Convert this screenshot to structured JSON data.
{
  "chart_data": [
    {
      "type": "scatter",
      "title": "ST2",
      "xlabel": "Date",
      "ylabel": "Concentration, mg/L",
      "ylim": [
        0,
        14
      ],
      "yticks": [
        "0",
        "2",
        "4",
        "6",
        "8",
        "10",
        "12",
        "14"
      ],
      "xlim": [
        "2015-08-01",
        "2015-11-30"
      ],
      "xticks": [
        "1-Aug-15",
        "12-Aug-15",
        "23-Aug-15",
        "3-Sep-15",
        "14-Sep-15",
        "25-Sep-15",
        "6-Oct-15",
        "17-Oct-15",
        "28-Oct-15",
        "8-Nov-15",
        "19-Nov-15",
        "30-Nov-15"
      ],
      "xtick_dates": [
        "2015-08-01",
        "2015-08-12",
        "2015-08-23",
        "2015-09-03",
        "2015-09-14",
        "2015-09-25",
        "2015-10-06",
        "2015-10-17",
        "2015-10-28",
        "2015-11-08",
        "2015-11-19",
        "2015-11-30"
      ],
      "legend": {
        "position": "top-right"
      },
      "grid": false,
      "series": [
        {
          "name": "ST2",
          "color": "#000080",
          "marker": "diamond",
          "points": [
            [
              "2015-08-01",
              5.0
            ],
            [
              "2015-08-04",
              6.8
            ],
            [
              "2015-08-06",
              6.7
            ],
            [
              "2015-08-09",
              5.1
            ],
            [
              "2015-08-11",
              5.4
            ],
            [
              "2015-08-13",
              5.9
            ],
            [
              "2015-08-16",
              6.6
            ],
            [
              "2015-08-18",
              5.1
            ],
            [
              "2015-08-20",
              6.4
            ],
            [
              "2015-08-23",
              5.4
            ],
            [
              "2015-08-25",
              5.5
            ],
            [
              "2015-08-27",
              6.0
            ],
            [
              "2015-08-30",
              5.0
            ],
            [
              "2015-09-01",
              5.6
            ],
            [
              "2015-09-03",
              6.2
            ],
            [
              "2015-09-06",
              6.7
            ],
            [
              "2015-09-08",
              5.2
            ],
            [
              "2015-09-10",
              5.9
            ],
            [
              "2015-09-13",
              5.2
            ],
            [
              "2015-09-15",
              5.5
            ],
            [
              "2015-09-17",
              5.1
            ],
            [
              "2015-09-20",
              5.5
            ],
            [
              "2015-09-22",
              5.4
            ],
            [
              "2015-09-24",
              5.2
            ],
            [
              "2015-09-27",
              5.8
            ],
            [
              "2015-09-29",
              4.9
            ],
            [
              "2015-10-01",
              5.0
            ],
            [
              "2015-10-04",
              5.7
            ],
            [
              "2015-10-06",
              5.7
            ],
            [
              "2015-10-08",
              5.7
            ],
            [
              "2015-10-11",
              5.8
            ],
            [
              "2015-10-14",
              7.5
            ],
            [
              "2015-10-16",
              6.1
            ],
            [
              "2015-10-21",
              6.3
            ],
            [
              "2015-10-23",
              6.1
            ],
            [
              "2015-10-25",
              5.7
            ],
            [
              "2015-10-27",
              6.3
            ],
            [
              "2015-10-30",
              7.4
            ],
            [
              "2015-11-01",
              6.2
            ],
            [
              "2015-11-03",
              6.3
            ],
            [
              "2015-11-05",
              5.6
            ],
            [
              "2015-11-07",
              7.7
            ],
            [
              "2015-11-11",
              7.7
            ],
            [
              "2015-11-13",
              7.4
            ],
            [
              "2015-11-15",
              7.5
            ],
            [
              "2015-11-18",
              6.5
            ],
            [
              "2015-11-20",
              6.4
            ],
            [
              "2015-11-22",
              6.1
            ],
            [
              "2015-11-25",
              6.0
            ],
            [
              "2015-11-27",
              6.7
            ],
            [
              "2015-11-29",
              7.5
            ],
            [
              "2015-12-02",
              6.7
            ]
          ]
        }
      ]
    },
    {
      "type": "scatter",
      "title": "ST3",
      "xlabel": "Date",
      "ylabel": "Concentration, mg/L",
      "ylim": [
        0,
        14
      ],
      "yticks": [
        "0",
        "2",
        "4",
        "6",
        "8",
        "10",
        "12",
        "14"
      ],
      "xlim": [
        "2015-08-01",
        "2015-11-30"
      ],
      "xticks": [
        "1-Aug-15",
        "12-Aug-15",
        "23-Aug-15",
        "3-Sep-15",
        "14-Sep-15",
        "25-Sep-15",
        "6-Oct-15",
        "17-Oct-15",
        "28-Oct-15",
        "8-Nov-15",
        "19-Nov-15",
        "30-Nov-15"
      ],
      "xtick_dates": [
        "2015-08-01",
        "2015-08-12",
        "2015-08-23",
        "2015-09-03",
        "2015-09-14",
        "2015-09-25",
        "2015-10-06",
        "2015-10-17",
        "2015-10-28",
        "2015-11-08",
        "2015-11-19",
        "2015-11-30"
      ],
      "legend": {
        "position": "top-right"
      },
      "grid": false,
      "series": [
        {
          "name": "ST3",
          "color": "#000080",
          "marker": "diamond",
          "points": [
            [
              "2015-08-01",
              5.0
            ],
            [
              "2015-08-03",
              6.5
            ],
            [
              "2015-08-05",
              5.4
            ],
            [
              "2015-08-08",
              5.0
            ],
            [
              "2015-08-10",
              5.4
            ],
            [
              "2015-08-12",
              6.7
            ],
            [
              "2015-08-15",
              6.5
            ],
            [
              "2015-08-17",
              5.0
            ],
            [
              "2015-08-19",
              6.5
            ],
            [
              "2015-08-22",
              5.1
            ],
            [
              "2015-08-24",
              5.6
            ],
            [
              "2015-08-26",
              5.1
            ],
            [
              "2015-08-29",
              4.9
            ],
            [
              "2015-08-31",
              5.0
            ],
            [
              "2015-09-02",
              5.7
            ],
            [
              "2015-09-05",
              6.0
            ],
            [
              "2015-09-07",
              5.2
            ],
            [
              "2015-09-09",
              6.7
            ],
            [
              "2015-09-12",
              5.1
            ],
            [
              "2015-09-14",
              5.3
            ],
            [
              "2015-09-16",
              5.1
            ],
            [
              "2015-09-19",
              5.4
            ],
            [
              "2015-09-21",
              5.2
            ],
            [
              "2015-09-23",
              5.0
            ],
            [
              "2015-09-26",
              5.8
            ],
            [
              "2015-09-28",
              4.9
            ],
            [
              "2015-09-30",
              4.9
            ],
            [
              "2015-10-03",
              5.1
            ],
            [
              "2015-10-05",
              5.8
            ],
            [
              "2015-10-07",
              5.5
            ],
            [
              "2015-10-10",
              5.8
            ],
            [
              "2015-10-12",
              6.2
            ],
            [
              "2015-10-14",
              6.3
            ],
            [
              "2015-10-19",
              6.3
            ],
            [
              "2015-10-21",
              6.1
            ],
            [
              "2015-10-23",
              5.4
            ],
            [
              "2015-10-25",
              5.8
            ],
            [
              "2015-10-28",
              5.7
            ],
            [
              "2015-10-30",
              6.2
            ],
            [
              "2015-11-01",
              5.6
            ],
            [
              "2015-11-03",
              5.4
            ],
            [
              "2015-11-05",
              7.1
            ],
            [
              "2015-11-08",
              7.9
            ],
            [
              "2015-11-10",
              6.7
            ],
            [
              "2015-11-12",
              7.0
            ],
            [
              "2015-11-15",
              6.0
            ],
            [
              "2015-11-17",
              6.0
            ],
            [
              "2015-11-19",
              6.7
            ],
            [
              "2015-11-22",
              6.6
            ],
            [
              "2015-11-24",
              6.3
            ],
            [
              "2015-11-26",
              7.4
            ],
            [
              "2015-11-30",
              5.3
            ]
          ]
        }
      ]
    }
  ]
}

+++

-- EXERCISE INSTRUCTIONS --
Write an exact transcription of every entry above.

-- THE COMPLETED TASK --
Convert this screenshot to structured JSON data.
{
  "chart_data": [
    {
      "type": "scatter",
      "title": "ST2",
      "xlabel": "Date",
      "ylabel": "Concentration, mg/L",
      "ylim": [
        0,
        14
      ],
      "yticks": [
        "0",
        "2",
        "4",
        "6",
        "8",
        "10",
        "12",
        "14"
      ],
      "xlim": [
        "2015-08-01",
        "2015-11-30"
      ],
      "xticks": [
        "1-Aug-15",
        "12-Aug-15",
        "23-Aug-15",
        "3-Sep-15",
        "14-Sep-15",
        "25-Sep-15",
        "6-Oct-15",
        "17-Oct-15",
        "28-Oct-15",
        "8-Nov-15",
        "19-Nov-15",
        "30-Nov-15"
      ],
      "xtick_dates": [
        "2015-08-01",
        "2015-08-12",
        "2015-08-23",
        "2015-09-03",
        "2015-09-14",
        "2015-09-25",
        "2015-10-06",
        "2015-10-17",
        "2015-10-28",
        "2015-11-08",
        "2015-11-19",
        "2015-11-30"
      ],
      "legend": {
        "position": "top-right"
      },
      "grid": false,
      "series": [
        {
          "name": "ST2",
          "color": "#000080",
          "marker": "diamond",
          "points": [
            [
              "2015-08-01",
              5.0
            ],
            [
              "2015-08-04",
              6.8
            ],
            [
              "2015-08-06",
              6.7
            ],
            [
              "2015-08-09",
              5.1
            ],
            [
              "2015-08-11",
              5.4
            ],
            [
              "2015-08-13",
              5.9
            ],
            [
              "2015-08-16",
              6.6
            ],
            [
              "2015-08-18",
              5.1
            ],
            [
              "2015-08-20",
              6.4
            ],
            [
              "2015-08-23",
              5.4
            ],
            [
              "2015-08-25",
              5.5
            ],
            [
              "2015-08-27",
              6.0
            ],
            [
              "2015-08-30",
              5.0
            ],
            [
              "2015-09-01",
              5.6
            ],
            [
              "2015-09-03",
              6.2
            ],
            [
              "2015-09-06",
              6.7
            ],
            [
              "2015-09-08",
              5.2
            ],
            [
              "2015-09-10",
              5.9
            ],
            [
              "2015-09-13",
              5.2
            ],
            [
              "2015-09-15",
              5.5
            ],
            [
              "2015-09-17",
              5.1
            ],
            [
              "2015-09-20",
              5.5
            ],
            [
              "2015-09-22",
              5.4
            ],
            [
              "2015-09-24",
              5.2
            ],
            [
              "2015-09-27",
              5.8
            ],
            [
              "2015-09-29",
              4.9
            ],
            [
              "2015-10-01",
              5.0
            ],
            [
              "2015-10-04",
              5.7
            ],
            [
              "2015-10-06",
              5.7
            ],
            [
              "2015-10-08",
              5.7
            ],
            [
              "2015-10-11",
              5.8
            ],
            [
              "2015-10-14",
              7.5
            ],
            [
              "2015-10-16",
              6.1
            ],
            [
              "2015-10-21",
              6.3
            ],
            [
              "2015-10-23",
              6.1
            ],
            [
              "2015-10-25",
              5.7
            ],
            [
              "2015-10-27",
              6.3
            ],
            [
              "2015-10-30",
              7.4
            ],
            [
              "2015-11-01",
              6.2
            ],
            [
              "2015-11-03",
              6.3
            ],
            [
              "2015-11-05",
              5.6
            ],
            [
              "2015-11-07",
              7.7
            ],
            [
              "2015-11-11",
              7.7
            ],
            [
              "2015-11-13",
              7.4
            ],
            [
              "2015-11-15",
              7.5
            ],
            [
              "2015-11-18",
              6.5
            ],
            [
              "2015-11-20",
              6.4
            ],
            [
              "2015-11-22",
              6.1
            ],
            [
              "2015-11-25",
              6.0
            ],
            [
              "2015-11-27",
              6.7
            ],
            [
              "2015-11-29",
              7.5
            ],
            [
              "2015-12-02",
              6.7
            ]
          ]
        }
      ]
    },
    {
      "type": "scatter",
      "title": "ST3",
      "xlabel": "Date",
      "ylabel": "Concentration, mg/L",
      "ylim": [
        0,
        14
      ],
      "yticks": [
        "0",
        "2",
        "4",
        "6",
        "8",
        "10",
        "12",
        "14"
      ],
      "xlim": [
        "2015-08-01",
        "2015-11-30"
      ],
      "xticks": [
        "1-Aug-15",
        "12-Aug-15",
        "23-Aug-15",
        "3-Sep-15",
        "14-Sep-15",
        "25-Sep-15",
        "6-Oct-15",
        "17-Oct-15",
        "28-Oct-15",
        "8-Nov-15",
        "19-Nov-15",
        "30-Nov-15"
      ],
      "xtick_dates": [
        "2015-08-01",
        "2015-08-12",
        "2015-08-23",
        "2015-09-03",
        "2015-09-14",
        "2015-09-25",
        "2015-10-06",
        "2015-10-17",
        "2015-10-28",
        "2015-11-08",
        "2015-11-19",
        "2015-11-30"
      ],
      "legend": {
        "position": "top-right"
      },
      "grid": false,
      "series": [
        {
          "name": "ST3",
          "color": "#000080",
          "marker": "diamond",
          "points": [
            [
              "2015-08-01",
              5.0
            ],
            [
              "2015-08-03",
              6.5
            ],
            [
              "2015-08-05",
              5.4
            ],
            [
              "2015-08-08",
              5.0
            ],
            [
              "2015-08-10",
              5.4
            ],
            [
              "2015-08-12",
              6.7
            ],
            [
              "2015-08-15",
              6.5
            ],
            [
              "2015-08-17",
              5.0
            ],
            [
              "2015-08-19",
              6.5
            ],
            [
              "2015-08-22",
              5.1
            ],
            [
              "2015-08-24",
              5.6
            ],
            [
              "2015-08-26",
              5.1
            ],
            [
              "2015-08-29",
              4.9
            ],
            [
              "2015-08-31",
              5.0
            ],
            [
              "2015-09-02",
              5.7
            ],
            [
              "2015-09-05",
              6.0
            ],
            [
              "2015-09-07",
              5.2
            ],
            [
              "2015-09-09",
              6.7
            ],
            [
              "2015-09-12",
              5.1
            ],
            [
              "2015-09-14",
              5.3
            ],
            [
              "2015-09-16",
              5.1
            ],
            [
              "2015-09-19",
              5.4
            ],
            [
              "2015-09-21",
              5.2
            ],
            [
              "2015-09-23",
              5.0
            ],
            [
              "2015-09-26",
              5.8
            ],
            [
              "2015-09-28",
              4.9
            ],
            [
              "2015-09-30",
              4.9
            ],
            [
              "2015-10-03",
              5.1
            ],
            [
              "2015-10-05",
              5.8
            ],
            [
              "2015-10-07",
              5.5
            ],
            [
              "2015-10-10",
              5.8
            ],
            [
              "2015-10-12",
              6.2
            ],
            [
              "2015-10-14",
              6.3
            ],
            [
              "2015-10-19",
              6.3
            ],
            [
              "2015-10-21",
              6.1
            ],
            [
              "2015-10-23",
              5.4
            ],
            [
              "2015-10-25",
              5.8
            ],
            [
              "2015-10-28",
              5.7
            ],
            [
              "2015-10-30",
              6.2
            ],
            [
              "2015-11-01",
              5.6
            ],
            [
              "2015-11-03",
              5.4
            ],
            [
              "2015-11-05",
              7.1
            ],
            [
              "2015-11-08",
              7.9
            ],
            [
              "2015-11-10",
              6.7
            ],
            [
              "2015-11-12",
              7.0
            ],
            [
              "2015-11-15",
              6.0
            ],
            [
              "2015-11-17",
              6.0
            ],
            [
              "2015-11-19",
              6.7
            ],
            [
              "2015-11-22",
              6.6
            ],
            [
              "2015-11-24",
              6.3
            ],
            [
              "2015-11-26",
              7.4
            ],
            [
              "2015-11-30",
              5.3
            ]
          ]
        }
      ]
    }
  ]
}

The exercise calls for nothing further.